What needs to be done: Tally how many lines include "JSON". The number is the whole answer.
[start]
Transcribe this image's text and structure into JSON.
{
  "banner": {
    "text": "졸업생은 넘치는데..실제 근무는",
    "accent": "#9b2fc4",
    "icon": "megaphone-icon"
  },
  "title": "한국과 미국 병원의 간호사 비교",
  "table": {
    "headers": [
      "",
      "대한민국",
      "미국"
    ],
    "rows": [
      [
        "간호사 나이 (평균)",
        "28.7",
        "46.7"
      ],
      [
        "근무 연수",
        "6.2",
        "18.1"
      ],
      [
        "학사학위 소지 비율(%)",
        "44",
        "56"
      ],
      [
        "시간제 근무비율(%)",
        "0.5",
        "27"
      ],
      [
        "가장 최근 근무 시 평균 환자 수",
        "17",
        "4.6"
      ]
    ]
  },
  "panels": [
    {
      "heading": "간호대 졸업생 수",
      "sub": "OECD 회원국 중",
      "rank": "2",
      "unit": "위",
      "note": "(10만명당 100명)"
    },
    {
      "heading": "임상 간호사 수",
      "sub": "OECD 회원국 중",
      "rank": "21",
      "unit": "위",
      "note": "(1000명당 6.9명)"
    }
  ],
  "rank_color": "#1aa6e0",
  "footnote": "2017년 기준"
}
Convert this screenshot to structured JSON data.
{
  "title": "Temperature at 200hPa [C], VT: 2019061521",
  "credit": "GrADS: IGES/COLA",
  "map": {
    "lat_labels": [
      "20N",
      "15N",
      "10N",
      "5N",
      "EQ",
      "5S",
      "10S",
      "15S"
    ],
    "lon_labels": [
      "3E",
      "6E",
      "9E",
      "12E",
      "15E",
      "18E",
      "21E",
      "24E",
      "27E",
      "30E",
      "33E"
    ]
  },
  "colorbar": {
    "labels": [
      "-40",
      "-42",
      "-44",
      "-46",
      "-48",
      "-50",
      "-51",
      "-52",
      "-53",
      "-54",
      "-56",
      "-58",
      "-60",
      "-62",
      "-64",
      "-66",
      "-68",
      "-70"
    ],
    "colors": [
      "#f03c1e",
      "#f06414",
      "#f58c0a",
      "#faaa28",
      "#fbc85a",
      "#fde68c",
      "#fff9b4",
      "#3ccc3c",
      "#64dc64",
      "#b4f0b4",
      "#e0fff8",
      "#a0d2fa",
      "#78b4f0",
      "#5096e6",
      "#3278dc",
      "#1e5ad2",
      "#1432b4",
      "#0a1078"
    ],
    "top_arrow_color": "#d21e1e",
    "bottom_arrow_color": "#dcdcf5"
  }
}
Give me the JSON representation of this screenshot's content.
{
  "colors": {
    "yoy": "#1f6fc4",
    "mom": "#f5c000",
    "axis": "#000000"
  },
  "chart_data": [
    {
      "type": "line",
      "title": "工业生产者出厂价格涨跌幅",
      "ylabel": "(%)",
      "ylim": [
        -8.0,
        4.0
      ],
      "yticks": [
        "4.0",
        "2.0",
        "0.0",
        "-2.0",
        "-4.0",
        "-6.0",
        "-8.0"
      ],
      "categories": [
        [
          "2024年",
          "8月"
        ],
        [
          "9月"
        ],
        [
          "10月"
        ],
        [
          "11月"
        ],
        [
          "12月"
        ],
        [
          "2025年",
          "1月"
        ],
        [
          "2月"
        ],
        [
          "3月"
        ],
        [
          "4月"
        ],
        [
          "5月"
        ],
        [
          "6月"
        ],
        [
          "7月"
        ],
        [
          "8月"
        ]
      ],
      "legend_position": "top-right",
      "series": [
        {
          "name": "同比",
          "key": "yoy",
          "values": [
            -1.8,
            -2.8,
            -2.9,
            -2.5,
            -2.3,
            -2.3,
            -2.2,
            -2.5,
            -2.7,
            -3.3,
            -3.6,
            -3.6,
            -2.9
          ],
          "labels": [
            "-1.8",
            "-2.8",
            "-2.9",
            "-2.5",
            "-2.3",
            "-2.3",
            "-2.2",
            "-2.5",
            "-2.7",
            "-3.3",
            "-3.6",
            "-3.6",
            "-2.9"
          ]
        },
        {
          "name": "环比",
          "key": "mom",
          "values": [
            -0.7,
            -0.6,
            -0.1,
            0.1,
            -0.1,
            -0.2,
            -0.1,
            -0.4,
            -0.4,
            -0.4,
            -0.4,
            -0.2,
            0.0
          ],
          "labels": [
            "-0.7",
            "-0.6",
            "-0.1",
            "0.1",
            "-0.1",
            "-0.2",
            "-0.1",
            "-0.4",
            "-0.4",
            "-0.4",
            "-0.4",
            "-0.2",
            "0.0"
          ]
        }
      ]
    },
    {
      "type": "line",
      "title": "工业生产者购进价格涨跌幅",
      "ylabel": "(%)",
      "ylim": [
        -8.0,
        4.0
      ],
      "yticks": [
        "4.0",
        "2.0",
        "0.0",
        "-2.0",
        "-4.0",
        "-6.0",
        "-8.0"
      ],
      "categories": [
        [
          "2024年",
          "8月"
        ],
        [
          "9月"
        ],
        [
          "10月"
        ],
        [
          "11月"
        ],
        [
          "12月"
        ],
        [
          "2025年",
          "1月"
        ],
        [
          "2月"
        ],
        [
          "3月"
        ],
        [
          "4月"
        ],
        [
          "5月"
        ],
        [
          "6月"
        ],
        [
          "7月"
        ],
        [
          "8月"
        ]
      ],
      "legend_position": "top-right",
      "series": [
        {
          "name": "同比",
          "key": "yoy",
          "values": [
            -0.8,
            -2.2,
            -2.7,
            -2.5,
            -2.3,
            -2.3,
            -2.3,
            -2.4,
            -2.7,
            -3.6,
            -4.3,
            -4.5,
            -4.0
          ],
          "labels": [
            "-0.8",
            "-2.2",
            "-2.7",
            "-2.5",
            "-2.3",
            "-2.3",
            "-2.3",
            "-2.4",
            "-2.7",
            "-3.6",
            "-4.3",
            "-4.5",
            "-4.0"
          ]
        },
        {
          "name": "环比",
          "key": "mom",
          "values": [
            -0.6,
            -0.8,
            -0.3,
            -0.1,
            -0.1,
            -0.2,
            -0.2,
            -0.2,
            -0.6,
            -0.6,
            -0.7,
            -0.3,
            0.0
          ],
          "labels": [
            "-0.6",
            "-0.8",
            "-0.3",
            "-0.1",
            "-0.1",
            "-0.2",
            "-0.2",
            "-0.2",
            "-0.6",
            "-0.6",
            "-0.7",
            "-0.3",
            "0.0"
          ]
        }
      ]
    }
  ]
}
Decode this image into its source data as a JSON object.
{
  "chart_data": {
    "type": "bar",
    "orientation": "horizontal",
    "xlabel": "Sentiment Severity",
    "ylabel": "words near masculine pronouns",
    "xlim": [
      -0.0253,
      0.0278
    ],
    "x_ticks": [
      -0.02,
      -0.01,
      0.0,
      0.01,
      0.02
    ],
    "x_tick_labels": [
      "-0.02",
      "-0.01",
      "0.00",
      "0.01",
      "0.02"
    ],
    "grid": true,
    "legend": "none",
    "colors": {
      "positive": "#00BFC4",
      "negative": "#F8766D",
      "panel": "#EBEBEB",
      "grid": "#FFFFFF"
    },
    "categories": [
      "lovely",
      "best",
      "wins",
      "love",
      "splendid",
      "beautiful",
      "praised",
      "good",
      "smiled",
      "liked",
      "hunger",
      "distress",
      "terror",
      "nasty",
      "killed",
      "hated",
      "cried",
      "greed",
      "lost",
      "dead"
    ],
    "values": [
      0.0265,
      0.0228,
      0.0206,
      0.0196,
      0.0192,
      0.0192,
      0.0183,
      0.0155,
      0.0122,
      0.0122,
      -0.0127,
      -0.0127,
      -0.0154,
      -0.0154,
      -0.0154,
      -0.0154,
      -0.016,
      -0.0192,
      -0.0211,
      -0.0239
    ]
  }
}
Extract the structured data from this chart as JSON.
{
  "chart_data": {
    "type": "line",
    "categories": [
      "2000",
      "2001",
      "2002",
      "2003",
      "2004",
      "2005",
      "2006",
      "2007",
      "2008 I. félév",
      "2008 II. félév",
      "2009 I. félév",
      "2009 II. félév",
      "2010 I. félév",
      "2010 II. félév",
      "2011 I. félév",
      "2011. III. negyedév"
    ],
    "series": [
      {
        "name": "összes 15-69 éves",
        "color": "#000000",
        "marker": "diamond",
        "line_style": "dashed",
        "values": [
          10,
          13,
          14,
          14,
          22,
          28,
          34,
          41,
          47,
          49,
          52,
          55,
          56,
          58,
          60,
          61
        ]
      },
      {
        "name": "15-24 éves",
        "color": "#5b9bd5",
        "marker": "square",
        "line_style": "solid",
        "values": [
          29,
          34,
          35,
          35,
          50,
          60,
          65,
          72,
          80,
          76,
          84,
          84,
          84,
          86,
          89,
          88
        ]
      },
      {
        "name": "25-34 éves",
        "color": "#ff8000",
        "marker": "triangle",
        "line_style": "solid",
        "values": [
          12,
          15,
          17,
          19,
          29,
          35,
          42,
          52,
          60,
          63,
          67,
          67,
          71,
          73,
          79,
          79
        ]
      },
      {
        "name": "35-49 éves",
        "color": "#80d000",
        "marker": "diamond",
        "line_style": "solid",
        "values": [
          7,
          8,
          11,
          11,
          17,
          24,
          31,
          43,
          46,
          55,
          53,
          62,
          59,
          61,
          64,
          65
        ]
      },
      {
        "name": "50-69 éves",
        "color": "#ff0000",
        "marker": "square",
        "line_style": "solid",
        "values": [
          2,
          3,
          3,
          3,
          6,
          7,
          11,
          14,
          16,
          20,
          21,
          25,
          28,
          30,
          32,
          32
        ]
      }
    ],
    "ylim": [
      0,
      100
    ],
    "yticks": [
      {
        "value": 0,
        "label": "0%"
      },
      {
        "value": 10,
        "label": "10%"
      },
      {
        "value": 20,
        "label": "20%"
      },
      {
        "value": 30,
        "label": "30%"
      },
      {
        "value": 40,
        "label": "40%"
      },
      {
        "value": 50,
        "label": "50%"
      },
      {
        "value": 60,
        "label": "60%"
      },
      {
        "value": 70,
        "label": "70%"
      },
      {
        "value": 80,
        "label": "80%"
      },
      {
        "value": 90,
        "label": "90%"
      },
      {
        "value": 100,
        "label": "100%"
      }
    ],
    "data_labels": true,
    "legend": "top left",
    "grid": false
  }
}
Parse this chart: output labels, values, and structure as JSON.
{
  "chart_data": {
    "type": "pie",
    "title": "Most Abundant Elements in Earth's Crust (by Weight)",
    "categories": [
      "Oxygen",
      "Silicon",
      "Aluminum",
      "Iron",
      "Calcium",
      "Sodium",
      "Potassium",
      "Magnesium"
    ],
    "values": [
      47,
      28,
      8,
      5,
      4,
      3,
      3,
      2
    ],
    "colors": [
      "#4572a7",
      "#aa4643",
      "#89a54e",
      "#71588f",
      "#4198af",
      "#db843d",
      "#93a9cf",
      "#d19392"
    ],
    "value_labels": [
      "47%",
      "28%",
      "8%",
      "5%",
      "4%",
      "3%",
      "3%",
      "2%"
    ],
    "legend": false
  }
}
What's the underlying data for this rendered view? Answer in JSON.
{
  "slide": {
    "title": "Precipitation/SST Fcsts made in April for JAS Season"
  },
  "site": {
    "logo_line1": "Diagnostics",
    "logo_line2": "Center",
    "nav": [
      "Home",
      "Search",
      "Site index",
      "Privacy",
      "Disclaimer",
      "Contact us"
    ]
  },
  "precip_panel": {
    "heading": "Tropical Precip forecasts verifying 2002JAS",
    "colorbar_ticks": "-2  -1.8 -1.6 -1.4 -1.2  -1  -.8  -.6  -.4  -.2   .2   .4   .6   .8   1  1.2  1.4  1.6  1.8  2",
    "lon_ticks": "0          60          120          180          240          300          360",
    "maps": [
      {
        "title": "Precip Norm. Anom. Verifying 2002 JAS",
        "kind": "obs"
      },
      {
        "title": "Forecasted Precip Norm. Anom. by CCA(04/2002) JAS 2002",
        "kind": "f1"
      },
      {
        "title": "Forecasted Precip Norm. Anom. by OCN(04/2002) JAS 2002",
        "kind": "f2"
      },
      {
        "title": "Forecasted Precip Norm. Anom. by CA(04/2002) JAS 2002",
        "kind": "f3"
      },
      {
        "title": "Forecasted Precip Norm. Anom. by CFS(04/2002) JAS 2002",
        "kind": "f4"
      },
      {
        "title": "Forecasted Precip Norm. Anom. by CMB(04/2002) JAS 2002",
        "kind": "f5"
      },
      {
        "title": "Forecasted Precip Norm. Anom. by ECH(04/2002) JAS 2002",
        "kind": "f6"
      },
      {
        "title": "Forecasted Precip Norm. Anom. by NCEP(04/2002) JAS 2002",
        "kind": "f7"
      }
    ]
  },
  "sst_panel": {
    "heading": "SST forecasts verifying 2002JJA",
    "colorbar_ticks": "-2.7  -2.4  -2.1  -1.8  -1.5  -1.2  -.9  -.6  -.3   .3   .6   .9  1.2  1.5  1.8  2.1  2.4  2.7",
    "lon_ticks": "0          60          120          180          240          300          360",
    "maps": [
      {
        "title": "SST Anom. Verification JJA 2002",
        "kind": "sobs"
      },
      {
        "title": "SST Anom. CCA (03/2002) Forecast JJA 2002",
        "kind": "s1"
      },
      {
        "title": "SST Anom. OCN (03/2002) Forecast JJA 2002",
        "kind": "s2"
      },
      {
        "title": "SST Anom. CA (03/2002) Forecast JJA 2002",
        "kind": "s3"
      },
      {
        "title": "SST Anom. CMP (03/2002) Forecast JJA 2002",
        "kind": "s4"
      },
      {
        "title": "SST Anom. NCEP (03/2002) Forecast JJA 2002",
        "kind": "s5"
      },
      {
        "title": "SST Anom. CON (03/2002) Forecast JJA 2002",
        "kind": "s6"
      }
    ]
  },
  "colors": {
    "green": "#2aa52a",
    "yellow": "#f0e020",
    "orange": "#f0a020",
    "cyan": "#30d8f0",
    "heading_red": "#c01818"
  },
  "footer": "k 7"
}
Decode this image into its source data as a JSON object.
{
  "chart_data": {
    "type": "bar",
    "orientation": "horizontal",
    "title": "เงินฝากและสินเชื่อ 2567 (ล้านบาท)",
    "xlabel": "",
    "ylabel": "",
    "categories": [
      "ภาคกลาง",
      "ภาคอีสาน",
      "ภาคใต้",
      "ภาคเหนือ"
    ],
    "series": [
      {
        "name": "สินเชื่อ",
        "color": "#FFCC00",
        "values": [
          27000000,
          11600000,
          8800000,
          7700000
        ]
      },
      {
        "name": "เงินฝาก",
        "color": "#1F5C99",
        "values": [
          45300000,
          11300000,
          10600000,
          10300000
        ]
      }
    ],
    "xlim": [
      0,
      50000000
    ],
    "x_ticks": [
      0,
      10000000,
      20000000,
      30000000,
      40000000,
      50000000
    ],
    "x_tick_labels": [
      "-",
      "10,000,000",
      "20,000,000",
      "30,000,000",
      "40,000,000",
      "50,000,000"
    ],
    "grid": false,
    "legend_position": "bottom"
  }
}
[end]
Exercise solution: 8